## [Input records]
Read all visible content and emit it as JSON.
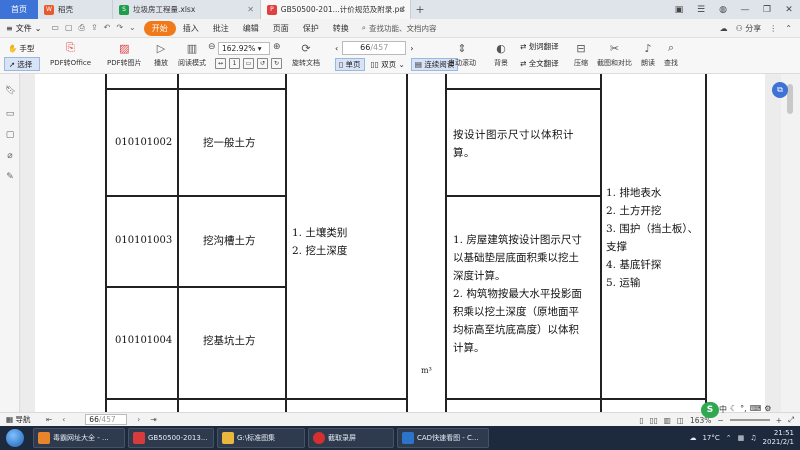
{
  "tabs": {
    "home": "首页",
    "items": [
      {
        "label": "稻壳",
        "icon_color": "#e85a2c",
        "active": false,
        "closable": false
      },
      {
        "label": "垃圾房工程量.xlsx",
        "icon_color": "#1e9e4a",
        "active": false,
        "closable": true
      },
      {
        "label": "GB50500-201...计价规范及附录.pdf",
        "icon_color": "#e04040",
        "active": true,
        "closable": true
      }
    ],
    "plus": "+"
  },
  "menu": {
    "file": "文件",
    "items": [
      "开始",
      "插入",
      "批注",
      "编辑",
      "页面",
      "保护",
      "转换"
    ],
    "active": "开始",
    "search": "查找功能、文档内容",
    "share": "分享"
  },
  "toolbar": {
    "hand": "手型",
    "select": "选择",
    "pdf_to_office": "PDF转Office",
    "pdf_to_image": "PDF转图片",
    "play": "播放",
    "read_mode": "阅读模式",
    "zoom": "162.92%",
    "rotate": "旋转文档",
    "page_current": "66",
    "page_total": "/457",
    "single": "单页",
    "double": "双页",
    "continuous": "连续阅读",
    "auto_scroll": "自动滚动",
    "background": "背景",
    "translate": "划词翻译",
    "full_translate": "全文翻译",
    "compress": "压缩",
    "screenshot": "截图和对比",
    "read_aloud": "朗读",
    "find": "查找"
  },
  "table": {
    "rows": [
      {
        "code": "010101002",
        "name": "挖一般土方",
        "rule": [
          "按设计图示尺寸以体积计",
          "算。"
        ]
      },
      {
        "code": "010101003",
        "name": "挖沟槽土方"
      },
      {
        "code": "010101004",
        "name": "挖基坑土方"
      }
    ],
    "features": [
      "1. 土壤类别",
      "2. 挖土深度"
    ],
    "unit": "m³",
    "rule_shared": [
      "1. 房屋建筑按设计图示尺寸",
      "以基础垫层底面积乘以挖土",
      "深度计算。",
      "2. 构筑物按最大水平投影面",
      "积乘以挖土深度（原地面平",
      "均标高至坑底高度）以体积",
      "计算。"
    ],
    "work": [
      "1. 排地表水",
      "2. 土方开挖",
      "3. 围护（挡土板）、",
      "支撑",
      "4. 基底钎探",
      "5. 运输"
    ]
  },
  "statusbar": {
    "nav": "导航",
    "page_current": "66",
    "page_total": "/457",
    "zoom": "163%"
  },
  "taskbar": {
    "items": [
      {
        "label": "毒霸网址大全 - ...",
        "color": "#e8852c"
      },
      {
        "label": "GB50500-2013...",
        "color": "#d73b3b"
      },
      {
        "label": "G:\\标准图集",
        "color": "#e9b73b"
      },
      {
        "label": "截取录屏",
        "color": "#d43030"
      },
      {
        "label": "CAD快速看图 - C...",
        "color": "#2c74c9"
      }
    ],
    "weather": "17°C",
    "time": "21:51",
    "date": "2021/2/1"
  }
}
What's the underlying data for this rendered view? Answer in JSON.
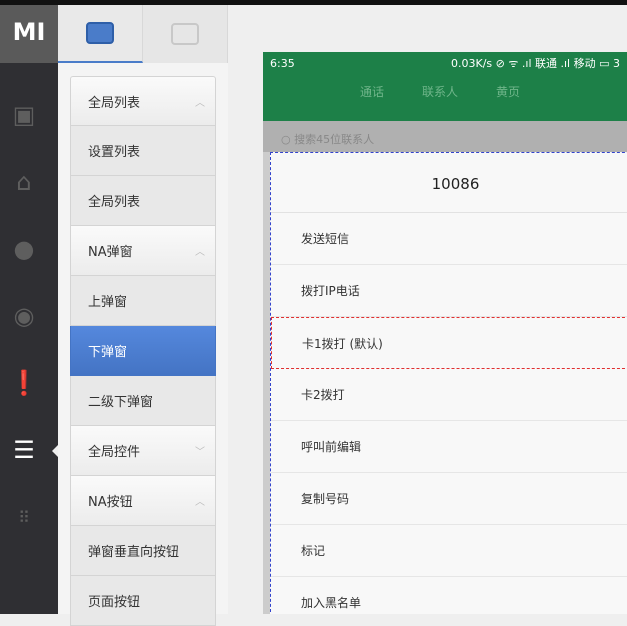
{
  "logo": "MI",
  "rail": [
    "ide-icon",
    "home-icon",
    "user-icon",
    "chat-icon",
    "alert-icon",
    "menu-icon",
    "grid-icon"
  ],
  "menu": [
    {
      "label": "全局列表",
      "type": "group",
      "chevron": "up"
    },
    {
      "label": "设置列表",
      "type": "item"
    },
    {
      "label": "全局列表",
      "type": "item"
    },
    {
      "label": "NA弹窗",
      "type": "group",
      "chevron": "up"
    },
    {
      "label": "上弹窗",
      "type": "item"
    },
    {
      "label": "下弹窗",
      "type": "item",
      "selected": true
    },
    {
      "label": "二级下弹窗",
      "type": "item"
    },
    {
      "label": "全局控件",
      "type": "group",
      "chevron": "down"
    },
    {
      "label": "NA按钮",
      "type": "group",
      "chevron": "up"
    },
    {
      "label": "弹窗垂直向按钮",
      "type": "item"
    },
    {
      "label": "页面按钮",
      "type": "item"
    }
  ],
  "phone": {
    "time": "6:35",
    "status_right": "0.03K/s ⊘ ᯤ .ıl 联通 .ıl 移动 ▭ 3",
    "tabs": [
      "通话",
      "联系人",
      "黄页"
    ],
    "search_placeholder": "搜索45位联系人",
    "dialog_title": "10086",
    "options": [
      "发送短信",
      "拨打IP电话",
      "卡1拨打 (默认)",
      "卡2拨打",
      "呼叫前编辑",
      "复制号码",
      "标记",
      "加入黑名单"
    ]
  },
  "colors": {
    "accent": "#4a7cc9",
    "green": "#1d8048"
  }
}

## [Task statement]
Could you repeat all of the material exactly? Pictures should not be copied.

## [Complete output]
Read all visible content and emit it as JSON.
{
  "tabs": {
    "home": "首页",
    "items": [
      {
        "label": "稻壳",
        "icon_color": "#e85a2c",
        "active": false,
        "closable": false
      },
      {
        "label": "垃圾房工程量.xlsx",
        "icon_color": "#1e9e4a",
        "active": false,
        "closable": true
      },
      {
        "label": "GB50500-201...计价规范及附录.pdf",
        "icon_color": "#e04040",
        "active": true,
        "closable": true
      }
    ],
    "plus": "+"
  },
  "menu": {
    "file": "文件",
    "items": [
      "开始",
      "插入",
      "批注",
      "编辑",
      "页面",
      "保护",
      "转换"
    ],
    "active": "开始",
    "search": "查找功能、文档内容",
    "share": "分享"
  },
  "toolbar": {
    "hand": "手型",
    "select": "选择",
    "pdf_to_office": "PDF转Office",
    "pdf_to_image": "PDF转图片",
    "play": "播放",
    "read_mode": "阅读模式",
    "zoom": "162.92%",
    "rotate": "旋转文档",
    "page_current": "66",
    "page_total": "/457",
    "single": "单页",
    "double": "双页",
    "continuous": "连续阅读",
    "auto_scroll": "自动滚动",
    "background": "背景",
    "translate": "划词翻译",
    "full_translate": "全文翻译",
    "compress": "压缩",
    "screenshot": "截图和对比",
    "read_aloud": "朗读",
    "find": "查找"
  },
  "table": {
    "rows": [
      {
        "code": "010101002",
        "name": "挖一般土方",
        "rule": [
          "按设计图示尺寸以体积计",
          "算。"
        ]
      },
      {
        "code": "010101003",
        "name": "挖沟槽土方"
      },
      {
        "code": "010101004",
        "name": "挖基坑土方"
      }
    ],
    "features": [
      "1. 土壤类别",
      "2. 挖土深度"
    ],
    "unit": "m³",
    "rule_shared": [
      "1. 房屋建筑按设计图示尺寸",
      "以基础垫层底面积乘以挖土",
      "深度计算。",
      "2. 构筑物按最大水平投影面",
      "积乘以挖土深度（原地面平",
      "均标高至坑底高度）以体积",
      "计算。"
    ],
    "work": [
      "1. 排地表水",
      "2. 土方开挖",
      "3. 围护（挡土板）、",
      "支撑",
      "4. 基底钎探",
      "5. 运输"
    ]
  },
  "statusbar": {
    "nav": "导航",
    "page_current": "66",
    "page_total": "/457",
    "zoom": "163%"
  },
  "taskbar": {
    "items": [
      {
        "label": "毒霸网址大全 - ...",
        "color": "#e8852c"
      },
      {
        "label": "GB50500-2013...",
        "color": "#d73b3b"
      },
      {
        "label": "G:\\标准图集",
        "color": "#e9b73b"
      },
      {
        "label": "截取录屏",
        "color": "#d43030"
      },
      {
        "label": "CAD快速看图 - C...",
        "color": "#2c74c9"
      }
    ],
    "weather": "17°C",
    "time": "21:51",
    "date": "2021/2/1"
  }
}
What's the underlying data for this rendered view? Answer in JSON.
{
  "logo": "MI",
  "rail": [
    "ide-icon",
    "home-icon",
    "user-icon",
    "chat-icon",
    "alert-icon",
    "menu-icon",
    "grid-icon"
  ],
  "menu": [
    {
      "label": "全局列表",
      "type": "group",
      "chevron": "up"
    },
    {
      "label": "设置列表",
      "type": "item"
    },
    {
      "label": "全局列表",
      "type": "item"
    },
    {
      "label": "NA弹窗",
      "type": "group",
      "chevron": "up"
    },
    {
      "label": "上弹窗",
      "type": "item"
    },
    {
      "label": "下弹窗",
      "type": "item",
      "selected": true
    },
    {
      "label": "二级下弹窗",
      "type": "item"
    },
    {
      "label": "全局控件",
      "type": "group",
      "chevron": "down"
    },
    {
      "label": "NA按钮",
      "type": "group",
      "chevron": "up"
    },
    {
      "label": "弹窗垂直向按钮",
      "type": "item"
    },
    {
      "label": "页面按钮",
      "type": "item"
    }
  ],
  "phone": {
    "time": "6:35",
    "status_right": "0.03K/s ⊘ ᯤ .ıl 联通 .ıl 移动 ▭ 3",
    "tabs": [
      "通话",
      "联系人",
      "黄页"
    ],
    "search_placeholder": "搜索45位联系人",
    "dialog_title": "10086",
    "options": [
      "发送短信",
      "拨打IP电话",
      "卡1拨打 (默认)",
      "卡2拨打",
      "呼叫前编辑",
      "复制号码",
      "标记",
      "加入黑名单"
    ]
  },
  "colors": {
    "accent": "#4a7cc9",
    "green": "#1d8048"
  }
}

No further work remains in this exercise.